• Given request
Copy out the entries below precisely; nothing is to be omitted.
###
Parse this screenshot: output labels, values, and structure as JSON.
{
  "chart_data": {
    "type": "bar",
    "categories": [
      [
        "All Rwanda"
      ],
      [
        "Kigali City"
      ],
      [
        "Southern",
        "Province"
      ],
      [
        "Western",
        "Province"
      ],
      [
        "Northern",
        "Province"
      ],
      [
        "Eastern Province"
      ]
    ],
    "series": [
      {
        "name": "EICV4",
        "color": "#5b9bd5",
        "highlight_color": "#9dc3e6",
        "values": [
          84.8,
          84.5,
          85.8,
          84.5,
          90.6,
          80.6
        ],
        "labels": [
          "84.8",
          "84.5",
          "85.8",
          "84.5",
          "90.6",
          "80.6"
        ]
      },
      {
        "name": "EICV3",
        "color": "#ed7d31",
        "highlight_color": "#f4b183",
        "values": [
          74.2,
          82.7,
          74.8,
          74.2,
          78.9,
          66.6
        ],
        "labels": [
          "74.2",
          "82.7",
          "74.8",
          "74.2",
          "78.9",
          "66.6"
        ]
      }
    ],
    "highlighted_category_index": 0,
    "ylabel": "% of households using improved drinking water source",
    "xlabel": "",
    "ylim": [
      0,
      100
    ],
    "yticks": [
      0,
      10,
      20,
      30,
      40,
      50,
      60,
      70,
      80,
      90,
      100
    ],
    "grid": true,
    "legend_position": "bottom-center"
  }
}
###
• Solution to this task
Parse this screenshot: output labels, values, and structure as JSON.
{
  "chart_data": {
    "type": "bar",
    "categories": [
      [
        "All Rwanda"
      ],
      [
        "Kigali City"
      ],
      [
        "Southern",
        "Province"
      ],
      [
        "Western",
        "Province"
      ],
      [
        "Northern",
        "Province"
      ],
      [
        "Eastern Province"
      ]
    ],
    "series": [
      {
        "name": "EICV4",
        "color": "#5b9bd5",
        "highlight_color": "#9dc3e6",
        "values": [
          84.8,
          84.5,
          85.8,
          84.5,
          90.6,
          80.6
        ],
        "labels": [
          "84.8",
          "84.5",
          "85.8",
          "84.5",
          "90.6",
          "80.6"
        ]
      },
      {
        "name": "EICV3",
        "color": "#ed7d31",
        "highlight_color": "#f4b183",
        "values": [
          74.2,
          82.7,
          74.8,
          74.2,
          78.9,
          66.6
        ],
        "labels": [
          "74.2",
          "82.7",
          "74.8",
          "74.2",
          "78.9",
          "66.6"
        ]
      }
    ],
    "highlighted_category_index": 0,
    "ylabel": "% of households using improved drinking water source",
    "xlabel": "",
    "ylim": [
      0,
      100
    ],
    "yticks": [
      0,
      10,
      20,
      30,
      40,
      50,
      60,
      70,
      80,
      90,
      100
    ],
    "grid": true,
    "legend_position": "bottom-center"
  }
}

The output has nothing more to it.